Copy the full set of lines exactly as given.

PROVIDED MATERIAL:
>>

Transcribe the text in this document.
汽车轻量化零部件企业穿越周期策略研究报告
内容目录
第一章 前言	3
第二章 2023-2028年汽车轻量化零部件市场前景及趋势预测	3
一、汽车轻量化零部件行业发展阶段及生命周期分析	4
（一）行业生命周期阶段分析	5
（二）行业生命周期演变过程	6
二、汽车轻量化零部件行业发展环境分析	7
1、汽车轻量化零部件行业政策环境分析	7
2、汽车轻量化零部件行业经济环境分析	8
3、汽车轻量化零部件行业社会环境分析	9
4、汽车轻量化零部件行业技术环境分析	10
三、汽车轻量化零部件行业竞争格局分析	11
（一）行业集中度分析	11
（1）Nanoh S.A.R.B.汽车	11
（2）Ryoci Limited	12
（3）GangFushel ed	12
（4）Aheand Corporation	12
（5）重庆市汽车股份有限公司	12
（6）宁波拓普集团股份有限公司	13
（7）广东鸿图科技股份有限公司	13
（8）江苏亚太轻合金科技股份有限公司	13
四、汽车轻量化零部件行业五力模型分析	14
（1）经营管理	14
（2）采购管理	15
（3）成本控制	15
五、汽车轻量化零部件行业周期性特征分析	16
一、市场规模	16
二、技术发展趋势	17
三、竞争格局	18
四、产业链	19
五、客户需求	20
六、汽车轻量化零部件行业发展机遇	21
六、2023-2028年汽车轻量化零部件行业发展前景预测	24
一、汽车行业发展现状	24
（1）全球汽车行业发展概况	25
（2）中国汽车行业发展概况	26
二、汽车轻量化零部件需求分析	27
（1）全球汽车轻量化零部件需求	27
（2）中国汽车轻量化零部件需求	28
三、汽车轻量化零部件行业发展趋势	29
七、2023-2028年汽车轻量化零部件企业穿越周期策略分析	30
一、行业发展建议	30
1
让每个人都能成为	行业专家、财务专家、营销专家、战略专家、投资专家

<<

TASK RESPONSE:
Transcribe the text in this document.
汽车轻量化零部件企业穿越周期策略研究报告
内容目录
第一章 前言	3
第二章 2023-2028年汽车轻量化零部件市场前景及趋势预测	3
一、汽车轻量化零部件行业发展阶段及生命周期分析	4
（一）行业生命周期阶段分析	5
（二）行业生命周期演变过程	6
二、汽车轻量化零部件行业发展环境分析	7
1、汽车轻量化零部件行业政策环境分析	7
2、汽车轻量化零部件行业经济环境分析	8
3、汽车轻量化零部件行业社会环境分析	9
4、汽车轻量化零部件行业技术环境分析	10
三、汽车轻量化零部件行业竞争格局分析	11
（一）行业集中度分析	11
（1）Nanoh S.A.R.B.汽车	11
（2）Ryoci Limited	12
（3）GangFushel ed	12
（4）Aheand Corporation	12
（5）重庆市汽车股份有限公司	12
（6）宁波拓普集团股份有限公司	13
（7）广东鸿图科技股份有限公司	13
（8）江苏亚太轻合金科技股份有限公司	13
四、汽车轻量化零部件行业五力模型分析	14
（1）经营管理	14
（2）采购管理	15
（3）成本控制	15
五、汽车轻量化零部件行业周期性特征分析	16
一、市场规模	16
二、技术发展趋势	17
三、竞争格局	18
四、产业链	19
五、客户需求	20
六、汽车轻量化零部件行业发展机遇	21
六、2023-2028年汽车轻量化零部件行业发展前景预测	24
一、汽车行业发展现状	24
（1）全球汽车行业发展概况	25
（2）中国汽车行业发展概况	26
二、汽车轻量化零部件需求分析	27
（1）全球汽车轻量化零部件需求	27
（2）中国汽车轻量化零部件需求	28
三、汽车轻量化零部件行业发展趋势	29
七、2023-2028年汽车轻量化零部件企业穿越周期策略分析	30
一、行业发展建议	30
1
让每个人都能成为	行业专家、财务专家、营销专家、战略专家、投资专家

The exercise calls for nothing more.